-- START Source data --

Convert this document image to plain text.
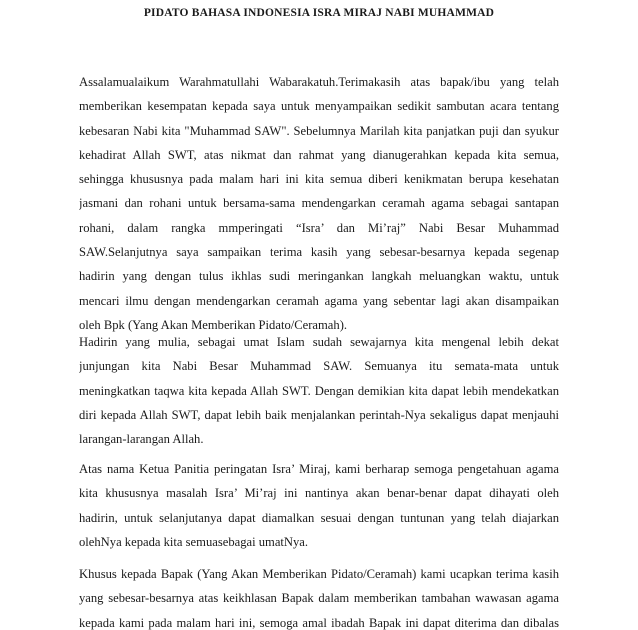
PIDATO BAHASA INDONESIA ISRA MIRAJ NABI MUHAMMAD
Assalamualaikum Warahmatullahi Wabarakatuh.Terimakasih atas bapak/ibu yang telah
memberikan kesempatan kepada saya untuk menyampaikan sedikit sambutan acara tentang
kebesaran Nabi kita "Muhammad SAW". Sebelumnya Marilah kita panjatkan puji dan syukur
kehadirat Allah SWT, atas nikmat dan rahmat yang dianugerahkan kepada kita semua,
sehingga khususnya pada malam hari ini kita semua diberi kenikmatan berupa kesehatan
jasmani dan rohani untuk bersama-sama mendengarkan ceramah agama sebagai santapan
rohani, dalam rangka mmperingati “Isra’ dan Mi’raj” Nabi Besar Muhammad
SAW.Selanjutnya saya sampaikan terima kasih yang sebesar-besarnya kepada segenap
hadirin yang dengan tulus ikhlas sudi meringankan langkah meluangkan waktu, untuk
mencari ilmu dengan mendengarkan ceramah agama yang sebentar lagi akan disampaikan
oleh Bpk (Yang Akan Memberikan Pidato/Ceramah).
Hadirin yang mulia, sebagai umat Islam sudah sewajarnya kita mengenal lebih dekat
junjungan kita Nabi Besar Muhammad SAW. Semuanya itu semata-mata untuk
meningkatkan taqwa kita kepada Allah SWT. Dengan demikian kita dapat lebih mendekatkan
diri kepada Allah SWT, dapat lebih baik menjalankan perintah-Nya sekaligus dapat menjauhi
larangan-larangan Allah.
Atas nama Ketua Panitia peringatan Isra’ Miraj, kami berharap semoga pengetahuan agama
kita khususnya masalah Isra’ Mi’raj ini nantinya akan benar-benar dapat dihayati oleh
hadirin, untuk selanjutanya dapat diamalkan sesuai dengan tuntunan yang telah diajarkan
olehNya kepada kita semuasebagai umatNya.
Khusus kepada Bapak (Yang Akan Memberikan Pidato/Ceramah) kami ucapkan terima kasih
yang sebesar-besarnya atas keikhlasan Bapak dalam memberikan tambahan wawasan agama
kepada kami pada malam hari ini, semoga amal ibadah Bapak ini dapat diterima dan dibalas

-- END Source data --

» **What to work on**
Omit every image. Quote each record exactly.

» **Answer to this task**
Convert this document image to plain text.
PIDATO BAHASA INDONESIA ISRA MIRAJ NABI MUHAMMAD
Assalamualaikum Warahmatullahi Wabarakatuh.Terimakasih atas bapak/ibu yang telah
memberikan kesempatan kepada saya untuk menyampaikan sedikit sambutan acara tentang
kebesaran Nabi kita "Muhammad SAW". Sebelumnya Marilah kita panjatkan puji dan syukur
kehadirat Allah SWT, atas nikmat dan rahmat yang dianugerahkan kepada kita semua,
sehingga khususnya pada malam hari ini kita semua diberi kenikmatan berupa kesehatan
jasmani dan rohani untuk bersama-sama mendengarkan ceramah agama sebagai santapan
rohani, dalam rangka mmperingati “Isra’ dan Mi’raj” Nabi Besar Muhammad
SAW.Selanjutnya saya sampaikan terima kasih yang sebesar-besarnya kepada segenap
hadirin yang dengan tulus ikhlas sudi meringankan langkah meluangkan waktu, untuk
mencari ilmu dengan mendengarkan ceramah agama yang sebentar lagi akan disampaikan
oleh Bpk (Yang Akan Memberikan Pidato/Ceramah).
Hadirin yang mulia, sebagai umat Islam sudah sewajarnya kita mengenal lebih dekat
junjungan kita Nabi Besar Muhammad SAW. Semuanya itu semata-mata untuk
meningkatkan taqwa kita kepada Allah SWT. Dengan demikian kita dapat lebih mendekatkan
diri kepada Allah SWT, dapat lebih baik menjalankan perintah-Nya sekaligus dapat menjauhi
larangan-larangan Allah.
Atas nama Ketua Panitia peringatan Isra’ Miraj, kami berharap semoga pengetahuan agama
kita khususnya masalah Isra’ Mi’raj ini nantinya akan benar-benar dapat dihayati oleh
hadirin, untuk selanjutanya dapat diamalkan sesuai dengan tuntunan yang telah diajarkan
olehNya kepada kita semuasebagai umatNya.
Khusus kepada Bapak (Yang Akan Memberikan Pidato/Ceramah) kami ucapkan terima kasih
yang sebesar-besarnya atas keikhlasan Bapak dalam memberikan tambahan wawasan agama
kepada kami pada malam hari ini, semoga amal ibadah Bapak ini dapat diterima dan dibalas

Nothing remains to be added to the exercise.